+++ RAW DATA +++

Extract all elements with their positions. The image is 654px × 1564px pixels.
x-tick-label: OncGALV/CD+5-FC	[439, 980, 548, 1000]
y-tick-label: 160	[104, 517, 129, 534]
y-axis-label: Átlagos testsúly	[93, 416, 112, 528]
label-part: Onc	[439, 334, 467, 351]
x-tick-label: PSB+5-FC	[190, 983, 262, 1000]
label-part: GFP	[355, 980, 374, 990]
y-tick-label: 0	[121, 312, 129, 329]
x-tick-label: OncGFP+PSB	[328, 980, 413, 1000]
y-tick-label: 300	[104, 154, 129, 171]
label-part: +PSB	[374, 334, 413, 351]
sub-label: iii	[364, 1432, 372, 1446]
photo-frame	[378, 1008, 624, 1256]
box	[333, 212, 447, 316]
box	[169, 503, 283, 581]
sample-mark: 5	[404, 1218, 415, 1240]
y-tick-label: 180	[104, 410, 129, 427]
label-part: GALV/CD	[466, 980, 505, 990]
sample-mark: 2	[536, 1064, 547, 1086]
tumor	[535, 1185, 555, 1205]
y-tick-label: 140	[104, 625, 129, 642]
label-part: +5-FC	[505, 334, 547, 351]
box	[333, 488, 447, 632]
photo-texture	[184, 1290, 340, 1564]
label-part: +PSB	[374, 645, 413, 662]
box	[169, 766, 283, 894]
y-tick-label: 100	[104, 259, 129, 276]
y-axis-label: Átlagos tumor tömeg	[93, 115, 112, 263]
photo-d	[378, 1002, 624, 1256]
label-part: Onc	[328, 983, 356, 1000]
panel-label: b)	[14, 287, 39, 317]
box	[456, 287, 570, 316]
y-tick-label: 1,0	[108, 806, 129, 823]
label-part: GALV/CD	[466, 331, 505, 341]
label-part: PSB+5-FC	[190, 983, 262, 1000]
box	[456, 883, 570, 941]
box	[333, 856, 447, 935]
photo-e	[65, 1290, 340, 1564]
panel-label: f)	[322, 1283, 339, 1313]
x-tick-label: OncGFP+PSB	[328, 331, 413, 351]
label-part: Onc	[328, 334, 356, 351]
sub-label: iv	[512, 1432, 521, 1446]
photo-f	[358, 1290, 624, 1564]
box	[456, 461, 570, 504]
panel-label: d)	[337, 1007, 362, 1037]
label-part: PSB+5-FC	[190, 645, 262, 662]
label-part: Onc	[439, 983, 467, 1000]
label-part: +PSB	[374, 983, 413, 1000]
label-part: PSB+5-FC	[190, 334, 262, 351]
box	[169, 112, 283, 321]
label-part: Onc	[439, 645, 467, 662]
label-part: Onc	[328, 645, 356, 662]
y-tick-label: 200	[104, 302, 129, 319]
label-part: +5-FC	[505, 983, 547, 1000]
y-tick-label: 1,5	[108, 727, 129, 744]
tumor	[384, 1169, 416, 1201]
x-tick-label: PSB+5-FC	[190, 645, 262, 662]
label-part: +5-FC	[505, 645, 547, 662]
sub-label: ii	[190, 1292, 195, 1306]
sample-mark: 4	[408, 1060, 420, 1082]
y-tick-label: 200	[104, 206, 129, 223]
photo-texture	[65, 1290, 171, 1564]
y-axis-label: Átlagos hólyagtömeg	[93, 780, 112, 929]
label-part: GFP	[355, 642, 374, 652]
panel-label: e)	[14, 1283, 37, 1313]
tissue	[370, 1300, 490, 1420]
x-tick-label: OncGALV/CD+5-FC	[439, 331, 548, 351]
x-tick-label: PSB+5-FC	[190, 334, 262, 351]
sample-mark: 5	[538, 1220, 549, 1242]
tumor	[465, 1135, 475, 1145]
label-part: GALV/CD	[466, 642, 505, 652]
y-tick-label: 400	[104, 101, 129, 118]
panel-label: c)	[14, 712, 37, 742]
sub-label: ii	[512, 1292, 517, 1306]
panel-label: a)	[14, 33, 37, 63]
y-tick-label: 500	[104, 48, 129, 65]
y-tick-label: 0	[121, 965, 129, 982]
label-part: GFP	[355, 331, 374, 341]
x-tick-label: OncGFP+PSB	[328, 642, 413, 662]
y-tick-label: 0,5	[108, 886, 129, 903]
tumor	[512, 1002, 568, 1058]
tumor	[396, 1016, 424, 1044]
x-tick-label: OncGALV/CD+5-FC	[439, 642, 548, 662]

+++

**WORK INSTRUCTIONS**: Write every record out again, unaltered.

**ANSWER FOR THIS EXERCISE**:
Extract all elements with their positions. The image is 654px × 1564px pixels.
x-tick-label: OncGALV/CD+5-FC	[439, 980, 548, 1000]
y-tick-label: 160	[104, 517, 129, 534]
y-axis-label: Átlagos testsúly	[93, 416, 112, 528]
label-part: Onc	[439, 334, 467, 351]
x-tick-label: PSB+5-FC	[190, 983, 262, 1000]
label-part: GFP	[355, 980, 374, 990]
y-tick-label: 0	[121, 312, 129, 329]
x-tick-label: OncGFP+PSB	[328, 980, 413, 1000]
y-tick-label: 300	[104, 154, 129, 171]
label-part: +PSB	[374, 334, 413, 351]
sub-label: iii	[364, 1432, 372, 1446]
photo-frame	[378, 1008, 624, 1256]
box	[333, 212, 447, 316]
box	[169, 503, 283, 581]
sample-mark: 5	[404, 1218, 415, 1240]
y-tick-label: 180	[104, 410, 129, 427]
label-part: GALV/CD	[466, 980, 505, 990]
sample-mark: 2	[536, 1064, 547, 1086]
tumor	[535, 1185, 555, 1205]
y-tick-label: 140	[104, 625, 129, 642]
label-part: +5-FC	[505, 334, 547, 351]
box	[333, 488, 447, 632]
photo-texture	[184, 1290, 340, 1564]
label-part: +PSB	[374, 645, 413, 662]
box	[169, 766, 283, 894]
y-tick-label: 100	[104, 259, 129, 276]
y-axis-label: Átlagos tumor tömeg	[93, 115, 112, 263]
photo-d	[378, 1002, 624, 1256]
label-part: Onc	[328, 983, 356, 1000]
panel-label: b)	[14, 287, 39, 317]
box	[456, 287, 570, 316]
y-tick-label: 1,0	[108, 806, 129, 823]
label-part: GALV/CD	[466, 331, 505, 341]
label-part: PSB+5-FC	[190, 983, 262, 1000]
box	[456, 883, 570, 941]
box	[333, 856, 447, 935]
photo-e	[65, 1290, 340, 1564]
panel-label: f)	[322, 1283, 339, 1313]
x-tick-label: OncGFP+PSB	[328, 331, 413, 351]
label-part: Onc	[328, 334, 356, 351]
sub-label: iv	[512, 1432, 521, 1446]
photo-f	[358, 1290, 624, 1564]
box	[456, 461, 570, 504]
panel-label: d)	[337, 1007, 362, 1037]
label-part: PSB+5-FC	[190, 645, 262, 662]
label-part: Onc	[439, 983, 467, 1000]
label-part: +PSB	[374, 983, 413, 1000]
label-part: PSB+5-FC	[190, 334, 262, 351]
box	[169, 112, 283, 321]
label-part: Onc	[439, 645, 467, 662]
label-part: Onc	[328, 645, 356, 662]
y-tick-label: 200	[104, 302, 129, 319]
label-part: +5-FC	[505, 983, 547, 1000]
y-tick-label: 1,5	[108, 727, 129, 744]
tumor	[384, 1169, 416, 1201]
x-tick-label: PSB+5-FC	[190, 645, 262, 662]
label-part: +5-FC	[505, 645, 547, 662]
sub-label: ii	[190, 1292, 195, 1306]
sample-mark: 4	[408, 1060, 420, 1082]
y-tick-label: 200	[104, 206, 129, 223]
photo-texture	[65, 1290, 171, 1564]
y-axis-label: Átlagos hólyagtömeg	[93, 780, 112, 929]
label-part: GFP	[355, 642, 374, 652]
panel-label: e)	[14, 1283, 37, 1313]
tissue	[370, 1300, 490, 1420]
x-tick-label: OncGALV/CD+5-FC	[439, 331, 548, 351]
x-tick-label: PSB+5-FC	[190, 334, 262, 351]
sample-mark: 5	[538, 1220, 549, 1242]
tumor	[465, 1135, 475, 1145]
label-part: GALV/CD	[466, 642, 505, 652]
y-tick-label: 400	[104, 101, 129, 118]
panel-label: c)	[14, 712, 37, 742]
sub-label: ii	[512, 1292, 517, 1306]
panel-label: a)	[14, 33, 37, 63]
y-tick-label: 500	[104, 48, 129, 65]
y-tick-label: 0	[121, 965, 129, 982]
label-part: GFP	[355, 331, 374, 341]
x-tick-label: OncGFP+PSB	[328, 642, 413, 662]
y-tick-label: 0,5	[108, 886, 129, 903]
tumor	[512, 1002, 568, 1058]
tumor	[396, 1016, 424, 1044]
x-tick-label: OncGALV/CD+5-FC	[439, 642, 548, 662]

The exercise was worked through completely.